GOAL OF THE EXERCISE
Retype the data below without altering anything.

--- Start RECORDS FOR THE EXERCISE ---

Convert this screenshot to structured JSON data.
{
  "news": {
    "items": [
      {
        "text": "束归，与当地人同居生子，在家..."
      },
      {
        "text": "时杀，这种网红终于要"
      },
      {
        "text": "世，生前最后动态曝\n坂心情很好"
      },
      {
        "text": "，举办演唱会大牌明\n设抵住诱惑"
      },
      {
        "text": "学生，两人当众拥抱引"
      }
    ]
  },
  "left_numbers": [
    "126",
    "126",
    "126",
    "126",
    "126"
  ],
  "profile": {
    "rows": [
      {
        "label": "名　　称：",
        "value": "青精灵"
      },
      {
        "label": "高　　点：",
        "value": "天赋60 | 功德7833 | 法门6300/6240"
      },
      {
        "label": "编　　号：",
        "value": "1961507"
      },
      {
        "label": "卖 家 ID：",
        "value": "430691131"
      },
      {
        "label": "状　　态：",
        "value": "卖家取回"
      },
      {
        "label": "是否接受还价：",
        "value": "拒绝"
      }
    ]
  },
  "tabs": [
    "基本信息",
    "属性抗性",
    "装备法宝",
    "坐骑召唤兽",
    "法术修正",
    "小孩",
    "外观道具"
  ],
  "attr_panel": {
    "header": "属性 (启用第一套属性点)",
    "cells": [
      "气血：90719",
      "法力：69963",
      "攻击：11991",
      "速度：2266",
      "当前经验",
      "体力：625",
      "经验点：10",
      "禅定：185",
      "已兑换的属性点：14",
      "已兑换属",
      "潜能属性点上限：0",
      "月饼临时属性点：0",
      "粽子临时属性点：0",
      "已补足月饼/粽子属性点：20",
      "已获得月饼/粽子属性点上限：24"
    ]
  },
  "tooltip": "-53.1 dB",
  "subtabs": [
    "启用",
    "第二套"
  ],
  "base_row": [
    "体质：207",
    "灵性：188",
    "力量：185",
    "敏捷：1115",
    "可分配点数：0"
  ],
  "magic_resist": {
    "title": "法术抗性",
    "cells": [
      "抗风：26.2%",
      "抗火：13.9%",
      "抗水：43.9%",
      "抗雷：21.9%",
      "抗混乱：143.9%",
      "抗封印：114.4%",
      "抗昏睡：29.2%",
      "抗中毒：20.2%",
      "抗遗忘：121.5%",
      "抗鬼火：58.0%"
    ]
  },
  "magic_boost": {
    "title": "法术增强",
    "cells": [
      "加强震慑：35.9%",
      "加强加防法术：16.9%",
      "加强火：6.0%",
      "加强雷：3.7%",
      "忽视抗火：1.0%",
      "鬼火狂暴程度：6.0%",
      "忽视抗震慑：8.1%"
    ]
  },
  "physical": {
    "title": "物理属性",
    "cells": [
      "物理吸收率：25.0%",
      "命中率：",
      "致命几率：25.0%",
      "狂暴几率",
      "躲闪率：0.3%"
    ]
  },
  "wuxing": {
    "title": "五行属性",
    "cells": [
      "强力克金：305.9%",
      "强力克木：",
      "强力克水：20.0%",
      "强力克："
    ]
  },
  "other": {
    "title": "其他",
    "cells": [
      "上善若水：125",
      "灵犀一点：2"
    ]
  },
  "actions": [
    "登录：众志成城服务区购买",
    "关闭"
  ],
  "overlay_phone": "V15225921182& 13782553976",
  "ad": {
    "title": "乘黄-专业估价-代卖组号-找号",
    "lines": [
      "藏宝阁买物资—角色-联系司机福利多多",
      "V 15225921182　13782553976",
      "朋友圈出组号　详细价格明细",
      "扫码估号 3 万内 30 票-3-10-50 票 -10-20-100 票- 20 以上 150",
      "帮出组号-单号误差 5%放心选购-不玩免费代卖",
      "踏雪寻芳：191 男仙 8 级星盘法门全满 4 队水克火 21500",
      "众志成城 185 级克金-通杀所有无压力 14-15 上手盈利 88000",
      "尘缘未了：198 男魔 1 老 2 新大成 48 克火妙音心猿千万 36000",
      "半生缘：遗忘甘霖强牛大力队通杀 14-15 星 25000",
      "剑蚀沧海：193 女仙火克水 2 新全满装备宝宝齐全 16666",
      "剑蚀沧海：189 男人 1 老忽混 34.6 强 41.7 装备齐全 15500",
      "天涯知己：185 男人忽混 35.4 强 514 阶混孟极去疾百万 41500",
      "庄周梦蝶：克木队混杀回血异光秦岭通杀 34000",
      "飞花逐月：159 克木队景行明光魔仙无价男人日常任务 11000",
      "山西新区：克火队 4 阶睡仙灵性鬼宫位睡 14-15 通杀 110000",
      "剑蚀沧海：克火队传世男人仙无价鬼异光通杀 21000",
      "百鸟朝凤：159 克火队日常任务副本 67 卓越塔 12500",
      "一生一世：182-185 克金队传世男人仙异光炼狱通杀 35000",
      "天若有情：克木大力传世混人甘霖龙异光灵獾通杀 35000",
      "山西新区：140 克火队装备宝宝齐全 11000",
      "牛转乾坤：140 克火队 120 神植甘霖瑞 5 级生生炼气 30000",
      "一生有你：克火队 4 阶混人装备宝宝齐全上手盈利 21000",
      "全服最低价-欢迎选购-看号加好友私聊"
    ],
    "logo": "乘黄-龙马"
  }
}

--- End RECORDS FOR THE EXERCISE ---

FINAL RESULT
Convert this screenshot to structured JSON data.
{
  "news": {
    "items": [
      {
        "text": "束归，与当地人同居生子，在家..."
      },
      {
        "text": "时杀，这种网红终于要"
      },
      {
        "text": "世，生前最后动态曝\n坂心情很好"
      },
      {
        "text": "，举办演唱会大牌明\n设抵住诱惑"
      },
      {
        "text": "学生，两人当众拥抱引"
      }
    ]
  },
  "left_numbers": [
    "126",
    "126",
    "126",
    "126",
    "126"
  ],
  "profile": {
    "rows": [
      {
        "label": "名　　称：",
        "value": "青精灵"
      },
      {
        "label": "高　　点：",
        "value": "天赋60 | 功德7833 | 法门6300/6240"
      },
      {
        "label": "编　　号：",
        "value": "1961507"
      },
      {
        "label": "卖 家 ID：",
        "value": "430691131"
      },
      {
        "label": "状　　态：",
        "value": "卖家取回"
      },
      {
        "label": "是否接受还价：",
        "value": "拒绝"
      }
    ]
  },
  "tabs": [
    "基本信息",
    "属性抗性",
    "装备法宝",
    "坐骑召唤兽",
    "法术修正",
    "小孩",
    "外观道具"
  ],
  "attr_panel": {
    "header": "属性 (启用第一套属性点)",
    "cells": [
      "气血：90719",
      "法力：69963",
      "攻击：11991",
      "速度：2266",
      "当前经验",
      "体力：625",
      "经验点：10",
      "禅定：185",
      "已兑换的属性点：14",
      "已兑换属",
      "潜能属性点上限：0",
      "月饼临时属性点：0",
      "粽子临时属性点：0",
      "已补足月饼/粽子属性点：20",
      "已获得月饼/粽子属性点上限：24"
    ]
  },
  "tooltip": "-53.1 dB",
  "subtabs": [
    "启用",
    "第二套"
  ],
  "base_row": [
    "体质：207",
    "灵性：188",
    "力量：185",
    "敏捷：1115",
    "可分配点数：0"
  ],
  "magic_resist": {
    "title": "法术抗性",
    "cells": [
      "抗风：26.2%",
      "抗火：13.9%",
      "抗水：43.9%",
      "抗雷：21.9%",
      "抗混乱：143.9%",
      "抗封印：114.4%",
      "抗昏睡：29.2%",
      "抗中毒：20.2%",
      "抗遗忘：121.5%",
      "抗鬼火：58.0%"
    ]
  },
  "magic_boost": {
    "title": "法术增强",
    "cells": [
      "加强震慑：35.9%",
      "加强加防法术：16.9%",
      "加强火：6.0%",
      "加强雷：3.7%",
      "忽视抗火：1.0%",
      "鬼火狂暴程度：6.0%",
      "忽视抗震慑：8.1%"
    ]
  },
  "physical": {
    "title": "物理属性",
    "cells": [
      "物理吸收率：25.0%",
      "命中率：",
      "致命几率：25.0%",
      "狂暴几率",
      "躲闪率：0.3%"
    ]
  },
  "wuxing": {
    "title": "五行属性",
    "cells": [
      "强力克金：305.9%",
      "强力克木：",
      "强力克水：20.0%",
      "强力克："
    ]
  },
  "other": {
    "title": "其他",
    "cells": [
      "上善若水：125",
      "灵犀一点：2"
    ]
  },
  "actions": [
    "登录：众志成城服务区购买",
    "关闭"
  ],
  "overlay_phone": "V15225921182& 13782553976",
  "ad": {
    "title": "乘黄-专业估价-代卖组号-找号",
    "lines": [
      "藏宝阁买物资—角色-联系司机福利多多",
      "V 15225921182　13782553976",
      "朋友圈出组号　详细价格明细",
      "扫码估号 3 万内 30 票-3-10-50 票 -10-20-100 票- 20 以上 150",
      "帮出组号-单号误差 5%放心选购-不玩免费代卖",
      "踏雪寻芳：191 男仙 8 级星盘法门全满 4 队水克火 21500",
      "众志成城 185 级克金-通杀所有无压力 14-15 上手盈利 88000",
      "尘缘未了：198 男魔 1 老 2 新大成 48 克火妙音心猿千万 36000",
      "半生缘：遗忘甘霖强牛大力队通杀 14-15 星 25000",
      "剑蚀沧海：193 女仙火克水 2 新全满装备宝宝齐全 16666",
      "剑蚀沧海：189 男人 1 老忽混 34.6 强 41.7 装备齐全 15500",
      "天涯知己：185 男人忽混 35.4 强 514 阶混孟极去疾百万 41500",
      "庄周梦蝶：克木队混杀回血异光秦岭通杀 34000",
      "飞花逐月：159 克木队景行明光魔仙无价男人日常任务 11000",
      "山西新区：克火队 4 阶睡仙灵性鬼宫位睡 14-15 通杀 110000",
      "剑蚀沧海：克火队传世男人仙无价鬼异光通杀 21000",
      "百鸟朝凤：159 克火队日常任务副本 67 卓越塔 12500",
      "一生一世：182-185 克金队传世男人仙异光炼狱通杀 35000",
      "天若有情：克木大力传世混人甘霖龙异光灵獾通杀 35000",
      "山西新区：140 克火队装备宝宝齐全 11000",
      "牛转乾坤：140 克火队 120 神植甘霖瑞 5 级生生炼气 30000",
      "一生有你：克火队 4 阶混人装备宝宝齐全上手盈利 21000",
      "全服最低价-欢迎选购-看号加好友私聊"
    ],
    "logo": "乘黄-龙马"
  }
}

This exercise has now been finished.